“Vedi, c’è un punto solo in cui ti sono superiore: io sono sveglio,
mentre tu lo sei soltanto a metà, anzi a volte dormi del tutto. Per me, sveglio è chi conosce con l’intelletto e con la coscienza sé stesso, le proprie forze intime e irrazionali, i propri istinti e le proprie debolezze, e sa tenerne conto.”
Se si desidera comprendere al meglio l’attività letteraria di Hermann Hesse (tra narrativa, saggistica, critica e poetica), è necessario soffermarsi su alcuni eventi della sua vita che sono stati determinanti per la formazione del suo pensiero e che sono allo stesso tempo punto di partenza e filo conduttore di tante storie differenti che però hanno sempre un minimo comune denominatore: la ricerca dell’Io.

------------------------------------

• DA FARE:
(1) Le seguenti affermazioni concordano con il brano su Hermann Hesse? (a) Nella citazione iniziale, chi parla dichiara di essere superiore all'interlocutore in un solo punto. (b) L'attività letteraria di Hesse si limita alla narrativa. (c) Le diverse storie hanno in comune la ricerca dell'Io. Per ciascuna rispondi sì o no e riporta fra virgolette le parole del brano che lo stabiliscono.
(2) Prosegui il brano su Hermann Hesse partendo dalla sua ultima frase.

------------------------------------

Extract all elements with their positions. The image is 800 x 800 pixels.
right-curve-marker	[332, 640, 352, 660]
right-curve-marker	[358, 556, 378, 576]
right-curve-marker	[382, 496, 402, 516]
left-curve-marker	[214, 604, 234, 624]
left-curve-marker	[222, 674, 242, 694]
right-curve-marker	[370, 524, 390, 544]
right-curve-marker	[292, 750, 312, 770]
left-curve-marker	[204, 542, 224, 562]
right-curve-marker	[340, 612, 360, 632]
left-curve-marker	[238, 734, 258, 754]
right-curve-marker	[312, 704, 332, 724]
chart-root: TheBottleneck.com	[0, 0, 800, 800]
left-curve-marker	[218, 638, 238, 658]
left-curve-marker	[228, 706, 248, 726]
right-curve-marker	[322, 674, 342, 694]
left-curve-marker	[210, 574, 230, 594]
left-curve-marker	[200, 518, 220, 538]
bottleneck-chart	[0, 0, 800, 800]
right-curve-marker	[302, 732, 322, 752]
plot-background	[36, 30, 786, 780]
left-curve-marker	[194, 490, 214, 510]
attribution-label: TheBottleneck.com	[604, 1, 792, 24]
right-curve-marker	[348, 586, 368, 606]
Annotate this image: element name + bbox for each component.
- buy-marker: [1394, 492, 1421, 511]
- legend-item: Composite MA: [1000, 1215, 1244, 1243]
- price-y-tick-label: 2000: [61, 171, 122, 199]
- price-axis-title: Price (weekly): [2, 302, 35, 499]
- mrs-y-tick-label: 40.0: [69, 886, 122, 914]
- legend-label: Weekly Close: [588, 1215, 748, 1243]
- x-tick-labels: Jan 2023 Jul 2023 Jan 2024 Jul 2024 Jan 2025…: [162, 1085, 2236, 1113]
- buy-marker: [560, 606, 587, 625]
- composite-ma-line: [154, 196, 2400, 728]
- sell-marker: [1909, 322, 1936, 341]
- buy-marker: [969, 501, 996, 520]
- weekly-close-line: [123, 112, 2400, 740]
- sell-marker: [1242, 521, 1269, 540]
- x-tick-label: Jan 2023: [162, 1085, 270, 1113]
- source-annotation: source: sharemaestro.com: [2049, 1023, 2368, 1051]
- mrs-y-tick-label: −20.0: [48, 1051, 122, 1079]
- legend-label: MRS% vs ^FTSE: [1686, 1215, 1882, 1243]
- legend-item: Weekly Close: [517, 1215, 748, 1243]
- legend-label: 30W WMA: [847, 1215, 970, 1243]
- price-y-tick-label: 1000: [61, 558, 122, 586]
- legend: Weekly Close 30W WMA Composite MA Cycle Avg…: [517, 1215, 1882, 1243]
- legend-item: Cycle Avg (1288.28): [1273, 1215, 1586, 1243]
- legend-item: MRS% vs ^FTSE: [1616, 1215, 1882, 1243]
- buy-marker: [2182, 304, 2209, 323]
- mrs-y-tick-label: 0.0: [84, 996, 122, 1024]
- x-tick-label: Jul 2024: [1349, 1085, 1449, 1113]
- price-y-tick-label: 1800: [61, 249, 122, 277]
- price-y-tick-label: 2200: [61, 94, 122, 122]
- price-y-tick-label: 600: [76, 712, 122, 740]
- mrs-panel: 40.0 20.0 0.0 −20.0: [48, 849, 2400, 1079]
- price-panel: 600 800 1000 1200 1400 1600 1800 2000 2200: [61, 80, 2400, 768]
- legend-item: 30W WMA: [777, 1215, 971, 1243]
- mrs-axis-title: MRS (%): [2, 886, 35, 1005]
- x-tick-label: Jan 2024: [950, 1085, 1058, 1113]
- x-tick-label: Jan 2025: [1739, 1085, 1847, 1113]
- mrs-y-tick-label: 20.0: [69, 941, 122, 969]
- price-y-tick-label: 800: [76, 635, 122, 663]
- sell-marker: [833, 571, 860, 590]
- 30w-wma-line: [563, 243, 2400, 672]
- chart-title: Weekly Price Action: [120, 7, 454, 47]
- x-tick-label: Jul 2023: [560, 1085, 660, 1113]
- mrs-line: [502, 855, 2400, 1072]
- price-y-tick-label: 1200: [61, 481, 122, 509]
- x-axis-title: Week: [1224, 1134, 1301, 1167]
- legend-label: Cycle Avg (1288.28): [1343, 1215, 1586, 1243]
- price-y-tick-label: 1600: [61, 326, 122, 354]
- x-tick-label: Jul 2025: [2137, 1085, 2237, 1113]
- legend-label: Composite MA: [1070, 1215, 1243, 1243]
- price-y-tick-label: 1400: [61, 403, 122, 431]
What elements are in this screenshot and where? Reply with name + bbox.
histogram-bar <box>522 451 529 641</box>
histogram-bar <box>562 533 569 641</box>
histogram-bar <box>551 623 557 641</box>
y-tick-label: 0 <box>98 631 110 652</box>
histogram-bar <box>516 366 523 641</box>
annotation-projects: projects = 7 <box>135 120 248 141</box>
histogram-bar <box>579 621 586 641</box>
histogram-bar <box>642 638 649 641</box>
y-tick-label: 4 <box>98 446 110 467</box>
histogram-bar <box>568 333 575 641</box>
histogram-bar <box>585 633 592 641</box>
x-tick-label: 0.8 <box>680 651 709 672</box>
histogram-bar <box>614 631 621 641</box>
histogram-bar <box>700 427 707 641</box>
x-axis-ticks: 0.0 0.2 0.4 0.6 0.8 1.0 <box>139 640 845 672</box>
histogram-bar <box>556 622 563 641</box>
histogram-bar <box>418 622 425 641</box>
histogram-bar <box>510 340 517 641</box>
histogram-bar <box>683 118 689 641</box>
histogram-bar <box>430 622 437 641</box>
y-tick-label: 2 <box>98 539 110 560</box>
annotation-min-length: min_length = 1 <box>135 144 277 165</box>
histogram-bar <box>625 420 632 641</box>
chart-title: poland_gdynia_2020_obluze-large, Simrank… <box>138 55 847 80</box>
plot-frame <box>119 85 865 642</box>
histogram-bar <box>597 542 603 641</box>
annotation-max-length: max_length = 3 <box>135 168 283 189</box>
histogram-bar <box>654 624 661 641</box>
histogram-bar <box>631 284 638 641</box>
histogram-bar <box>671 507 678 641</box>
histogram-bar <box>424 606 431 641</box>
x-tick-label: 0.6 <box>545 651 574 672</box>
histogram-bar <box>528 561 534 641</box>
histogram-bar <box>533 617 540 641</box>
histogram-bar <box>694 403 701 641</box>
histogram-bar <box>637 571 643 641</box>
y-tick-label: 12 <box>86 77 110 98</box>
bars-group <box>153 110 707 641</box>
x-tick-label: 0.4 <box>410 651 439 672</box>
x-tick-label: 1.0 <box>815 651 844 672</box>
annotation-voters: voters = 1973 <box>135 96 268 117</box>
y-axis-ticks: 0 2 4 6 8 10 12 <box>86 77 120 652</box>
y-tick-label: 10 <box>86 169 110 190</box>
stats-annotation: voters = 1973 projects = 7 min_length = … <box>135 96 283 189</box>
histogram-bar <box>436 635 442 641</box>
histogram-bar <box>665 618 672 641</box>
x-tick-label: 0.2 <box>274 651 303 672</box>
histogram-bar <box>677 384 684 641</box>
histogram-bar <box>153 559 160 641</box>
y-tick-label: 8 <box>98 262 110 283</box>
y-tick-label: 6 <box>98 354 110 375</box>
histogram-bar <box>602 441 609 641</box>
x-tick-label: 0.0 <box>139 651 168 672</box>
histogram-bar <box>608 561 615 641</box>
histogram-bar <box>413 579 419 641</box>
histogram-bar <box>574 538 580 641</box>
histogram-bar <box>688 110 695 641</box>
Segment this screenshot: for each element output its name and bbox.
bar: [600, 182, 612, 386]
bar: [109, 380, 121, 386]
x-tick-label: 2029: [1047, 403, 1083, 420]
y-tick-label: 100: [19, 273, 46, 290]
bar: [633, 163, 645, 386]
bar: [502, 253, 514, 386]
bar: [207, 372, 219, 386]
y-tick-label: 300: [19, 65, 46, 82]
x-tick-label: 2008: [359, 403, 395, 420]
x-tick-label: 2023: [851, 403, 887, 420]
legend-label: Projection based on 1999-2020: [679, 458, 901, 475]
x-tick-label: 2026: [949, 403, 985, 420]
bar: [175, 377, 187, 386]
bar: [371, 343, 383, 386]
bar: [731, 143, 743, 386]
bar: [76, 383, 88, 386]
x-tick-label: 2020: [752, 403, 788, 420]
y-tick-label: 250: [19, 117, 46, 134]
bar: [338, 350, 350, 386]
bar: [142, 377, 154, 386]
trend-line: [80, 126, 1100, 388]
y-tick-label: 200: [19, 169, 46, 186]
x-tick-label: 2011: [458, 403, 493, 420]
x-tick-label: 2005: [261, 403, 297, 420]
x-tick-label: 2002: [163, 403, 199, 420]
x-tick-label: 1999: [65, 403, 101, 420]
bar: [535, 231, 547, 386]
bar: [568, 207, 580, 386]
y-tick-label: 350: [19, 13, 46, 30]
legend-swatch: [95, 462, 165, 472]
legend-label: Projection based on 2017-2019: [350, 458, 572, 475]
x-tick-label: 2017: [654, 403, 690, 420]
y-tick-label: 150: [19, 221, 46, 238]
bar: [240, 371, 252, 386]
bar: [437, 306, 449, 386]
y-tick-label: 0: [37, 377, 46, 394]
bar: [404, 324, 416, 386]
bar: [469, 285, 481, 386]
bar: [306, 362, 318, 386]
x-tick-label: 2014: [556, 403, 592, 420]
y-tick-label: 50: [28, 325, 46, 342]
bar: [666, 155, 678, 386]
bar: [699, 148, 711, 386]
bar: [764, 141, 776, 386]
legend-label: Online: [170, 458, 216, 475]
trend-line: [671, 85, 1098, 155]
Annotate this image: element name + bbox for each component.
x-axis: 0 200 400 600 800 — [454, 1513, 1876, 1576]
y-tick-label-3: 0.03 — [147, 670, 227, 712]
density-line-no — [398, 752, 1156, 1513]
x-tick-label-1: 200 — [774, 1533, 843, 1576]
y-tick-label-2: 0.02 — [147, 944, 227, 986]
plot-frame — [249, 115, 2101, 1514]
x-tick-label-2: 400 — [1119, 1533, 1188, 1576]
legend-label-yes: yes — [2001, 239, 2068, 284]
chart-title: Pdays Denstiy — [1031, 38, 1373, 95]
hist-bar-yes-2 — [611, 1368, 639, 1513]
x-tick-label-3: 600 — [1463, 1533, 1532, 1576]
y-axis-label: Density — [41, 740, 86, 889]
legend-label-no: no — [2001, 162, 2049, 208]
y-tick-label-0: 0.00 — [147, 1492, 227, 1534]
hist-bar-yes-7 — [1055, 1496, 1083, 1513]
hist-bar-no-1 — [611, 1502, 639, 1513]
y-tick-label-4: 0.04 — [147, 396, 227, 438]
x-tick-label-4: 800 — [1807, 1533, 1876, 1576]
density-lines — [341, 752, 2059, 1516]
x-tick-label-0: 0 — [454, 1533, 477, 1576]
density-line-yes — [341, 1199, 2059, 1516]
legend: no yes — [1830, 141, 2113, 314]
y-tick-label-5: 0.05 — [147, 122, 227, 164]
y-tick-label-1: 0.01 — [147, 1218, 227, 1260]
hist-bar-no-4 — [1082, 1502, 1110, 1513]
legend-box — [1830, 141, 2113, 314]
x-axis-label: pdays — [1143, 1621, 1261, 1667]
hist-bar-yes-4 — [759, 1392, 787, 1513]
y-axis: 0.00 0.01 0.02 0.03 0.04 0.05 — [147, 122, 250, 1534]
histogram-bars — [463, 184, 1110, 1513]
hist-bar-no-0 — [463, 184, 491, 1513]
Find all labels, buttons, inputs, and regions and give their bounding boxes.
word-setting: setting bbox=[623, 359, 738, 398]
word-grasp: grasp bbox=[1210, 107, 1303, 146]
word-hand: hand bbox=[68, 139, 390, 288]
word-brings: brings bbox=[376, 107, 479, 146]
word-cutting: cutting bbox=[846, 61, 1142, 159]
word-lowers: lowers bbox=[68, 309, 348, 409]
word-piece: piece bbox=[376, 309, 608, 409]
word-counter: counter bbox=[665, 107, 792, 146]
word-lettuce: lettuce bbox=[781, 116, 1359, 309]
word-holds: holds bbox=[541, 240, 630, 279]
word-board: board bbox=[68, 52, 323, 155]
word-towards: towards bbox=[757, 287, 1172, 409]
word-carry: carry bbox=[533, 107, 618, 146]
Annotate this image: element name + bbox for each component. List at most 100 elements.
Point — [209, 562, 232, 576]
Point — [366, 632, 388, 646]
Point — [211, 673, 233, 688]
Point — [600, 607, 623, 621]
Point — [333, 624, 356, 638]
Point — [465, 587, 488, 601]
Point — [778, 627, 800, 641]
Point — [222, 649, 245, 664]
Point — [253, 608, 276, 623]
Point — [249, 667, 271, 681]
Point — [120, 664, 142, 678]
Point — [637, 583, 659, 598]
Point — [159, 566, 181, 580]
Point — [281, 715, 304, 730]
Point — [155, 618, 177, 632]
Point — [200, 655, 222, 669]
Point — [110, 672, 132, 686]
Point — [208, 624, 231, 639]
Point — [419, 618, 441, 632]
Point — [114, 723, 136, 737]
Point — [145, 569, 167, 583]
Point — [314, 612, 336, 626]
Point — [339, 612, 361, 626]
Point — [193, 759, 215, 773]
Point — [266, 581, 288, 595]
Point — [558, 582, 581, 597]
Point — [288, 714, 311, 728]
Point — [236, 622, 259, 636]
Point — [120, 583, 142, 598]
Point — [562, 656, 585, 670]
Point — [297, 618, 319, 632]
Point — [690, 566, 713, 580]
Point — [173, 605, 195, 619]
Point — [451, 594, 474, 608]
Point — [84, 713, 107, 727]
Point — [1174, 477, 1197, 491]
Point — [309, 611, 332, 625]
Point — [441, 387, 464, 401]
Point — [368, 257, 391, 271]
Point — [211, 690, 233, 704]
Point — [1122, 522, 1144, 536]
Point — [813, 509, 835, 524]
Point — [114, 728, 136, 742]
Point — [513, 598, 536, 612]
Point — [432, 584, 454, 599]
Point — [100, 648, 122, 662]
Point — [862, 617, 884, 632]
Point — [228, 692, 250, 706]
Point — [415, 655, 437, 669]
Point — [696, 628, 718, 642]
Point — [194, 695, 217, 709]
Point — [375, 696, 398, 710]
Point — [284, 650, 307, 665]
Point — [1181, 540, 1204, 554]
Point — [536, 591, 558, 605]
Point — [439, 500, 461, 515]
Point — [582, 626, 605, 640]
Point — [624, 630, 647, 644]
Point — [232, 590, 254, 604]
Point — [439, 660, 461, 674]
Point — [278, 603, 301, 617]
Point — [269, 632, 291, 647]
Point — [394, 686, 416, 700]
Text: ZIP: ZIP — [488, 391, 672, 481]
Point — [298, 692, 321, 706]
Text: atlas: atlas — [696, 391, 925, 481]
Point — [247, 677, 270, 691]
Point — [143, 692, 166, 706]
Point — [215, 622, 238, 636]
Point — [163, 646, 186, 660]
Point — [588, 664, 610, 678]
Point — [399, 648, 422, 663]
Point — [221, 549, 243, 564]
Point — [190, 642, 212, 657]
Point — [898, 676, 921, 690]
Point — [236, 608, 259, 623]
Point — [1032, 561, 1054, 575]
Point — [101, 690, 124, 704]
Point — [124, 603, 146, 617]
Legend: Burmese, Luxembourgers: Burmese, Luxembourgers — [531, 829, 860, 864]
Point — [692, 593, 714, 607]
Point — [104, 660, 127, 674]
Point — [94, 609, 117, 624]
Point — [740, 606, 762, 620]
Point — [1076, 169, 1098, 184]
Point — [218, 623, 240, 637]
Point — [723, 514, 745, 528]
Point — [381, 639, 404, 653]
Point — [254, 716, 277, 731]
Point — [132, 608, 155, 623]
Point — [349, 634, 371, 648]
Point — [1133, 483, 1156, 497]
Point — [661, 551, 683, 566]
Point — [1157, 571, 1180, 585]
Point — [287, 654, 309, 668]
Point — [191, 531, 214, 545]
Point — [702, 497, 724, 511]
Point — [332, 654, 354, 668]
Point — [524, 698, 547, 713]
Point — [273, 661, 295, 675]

------------------------------------

• RISPOSTE:
(1)
(a) Sì: "c’è un punto solo in cui ti sono superiore".
(b) No: "tra narrativa, saggistica, critica e poetica".
(c) Sì: "hanno sempre un minimo comune denominatore: la ricerca dell’Io".

(2)
Tutti i protagonisti di Hesse (Calw, Germania 1877 – Montagnola, Canton Ticino 1962), infatti, a un certo punto della loro esistenza, si ritrovano a fare i conti con sé stessi e con quella che è la loro vera indole. Imboccano la strada più difficile e affrontano i propri demoni, superando prove e difficoltà. Si scavano dentro, incessantemente, senza aver paura di porsi delle domande, perché si sa che la ricerca dell’Io è sempre un processo interiore complesso e tortuoso, tutt’altro che facile, che ci mette a nudo, in contatto profondo con noi stessi, con quelli che sono i nostri punti di forza ma anche e soprattutto con le nostre paure, debolezze e fragilità. La ricompensa finale però, per chi ha il coraggio e la determinazione di arrivare fino in fondo, è la libertà, attraverso l’affermazione della propria identità.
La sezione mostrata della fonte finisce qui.